Copy out only those lines running from the line with "Extract the structured" to the end of the listing, keeping each one exactly as it is.

═════ DATA FOR THIS TASK ═════

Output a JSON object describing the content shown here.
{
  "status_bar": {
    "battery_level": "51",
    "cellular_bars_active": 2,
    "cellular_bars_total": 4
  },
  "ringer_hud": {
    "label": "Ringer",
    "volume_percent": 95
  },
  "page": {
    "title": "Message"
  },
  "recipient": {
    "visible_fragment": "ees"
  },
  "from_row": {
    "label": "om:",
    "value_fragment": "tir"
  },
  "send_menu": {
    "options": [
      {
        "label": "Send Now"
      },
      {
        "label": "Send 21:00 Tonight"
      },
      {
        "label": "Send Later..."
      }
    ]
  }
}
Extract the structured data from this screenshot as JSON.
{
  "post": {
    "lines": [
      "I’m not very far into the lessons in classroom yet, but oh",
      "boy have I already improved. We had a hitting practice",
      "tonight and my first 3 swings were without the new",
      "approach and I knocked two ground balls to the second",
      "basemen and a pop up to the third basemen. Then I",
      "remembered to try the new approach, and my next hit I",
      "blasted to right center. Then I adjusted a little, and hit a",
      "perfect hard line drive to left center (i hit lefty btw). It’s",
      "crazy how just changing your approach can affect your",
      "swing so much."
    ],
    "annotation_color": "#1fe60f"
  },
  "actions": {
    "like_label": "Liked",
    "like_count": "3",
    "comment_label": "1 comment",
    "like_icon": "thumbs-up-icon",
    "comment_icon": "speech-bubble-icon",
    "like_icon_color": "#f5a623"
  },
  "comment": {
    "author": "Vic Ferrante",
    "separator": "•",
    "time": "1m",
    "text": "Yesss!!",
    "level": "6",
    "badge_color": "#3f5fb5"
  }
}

═════

### [TASK ANSWER]
Extract the structured data from this screenshot as JSON.
{
  "post": {
    "lines": [
      "I’m not very far into the lessons in classroom yet, but oh",
      "boy have I already improved. We had a hitting practice",
      "tonight and my first 3 swings were without the new",
      "approach and I knocked two ground balls to the second",
      "basemen and a pop up to the third basemen. Then I",
      "remembered to try the new approach, and my next hit I",
      "blasted to right center. Then I adjusted a little, and hit a",
      "perfect hard line drive to left center (i hit lefty btw). It’s",
      "crazy how just changing your approach can affect your",
      "swing so much."
    ],
    "annotation_color": "#1fe60f"
  },
  "actions": {
    "like_label": "Liked",
    "like_count": "3",
    "comment_label": "1 comment",
    "like_icon": "thumbs-up-icon",
    "comment_icon": "speech-bubble-icon",
    "like_icon_color": "#f5a623"
  },
  "comment": {
    "author": "Vic Ferrante",
    "separator": "•",
    "time": "1m",
    "text": "Yesss!!",
    "level": "6",
    "badge_color": "#3f5fb5"
  }
}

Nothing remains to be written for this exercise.